** Begin Records supplied **
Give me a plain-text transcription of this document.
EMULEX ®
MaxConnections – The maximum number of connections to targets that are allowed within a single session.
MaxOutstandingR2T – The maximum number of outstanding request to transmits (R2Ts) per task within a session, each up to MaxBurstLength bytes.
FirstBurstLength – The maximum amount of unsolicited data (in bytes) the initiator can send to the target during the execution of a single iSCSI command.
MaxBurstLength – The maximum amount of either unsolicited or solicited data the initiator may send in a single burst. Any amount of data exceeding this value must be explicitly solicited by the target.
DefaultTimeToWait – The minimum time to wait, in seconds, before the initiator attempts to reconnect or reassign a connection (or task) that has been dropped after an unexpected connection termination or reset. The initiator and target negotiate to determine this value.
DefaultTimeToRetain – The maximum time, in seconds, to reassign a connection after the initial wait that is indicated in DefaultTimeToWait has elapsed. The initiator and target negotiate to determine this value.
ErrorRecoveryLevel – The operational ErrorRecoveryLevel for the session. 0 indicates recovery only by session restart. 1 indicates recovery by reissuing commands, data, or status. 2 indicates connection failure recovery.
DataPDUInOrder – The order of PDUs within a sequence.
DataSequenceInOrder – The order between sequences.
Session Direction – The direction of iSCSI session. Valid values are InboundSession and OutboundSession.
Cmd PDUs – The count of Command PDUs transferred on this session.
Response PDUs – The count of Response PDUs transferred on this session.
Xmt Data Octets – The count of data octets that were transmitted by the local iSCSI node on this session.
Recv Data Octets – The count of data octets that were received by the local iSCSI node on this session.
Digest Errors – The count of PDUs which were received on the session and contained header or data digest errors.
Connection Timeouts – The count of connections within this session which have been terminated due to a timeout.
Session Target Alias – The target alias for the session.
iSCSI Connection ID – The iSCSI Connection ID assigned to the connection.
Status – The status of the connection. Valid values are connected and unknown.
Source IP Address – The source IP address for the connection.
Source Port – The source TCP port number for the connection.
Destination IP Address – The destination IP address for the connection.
** End Records supplied **
- Problem to solve -
Extract each line holding the word "received" from the records.

- Finished answer -
Recv Data Octets – The count of data octets that were received by the local iSCSI node on this session.
Digest Errors – The count of PDUs which were received on the session and contained header or data digest errors.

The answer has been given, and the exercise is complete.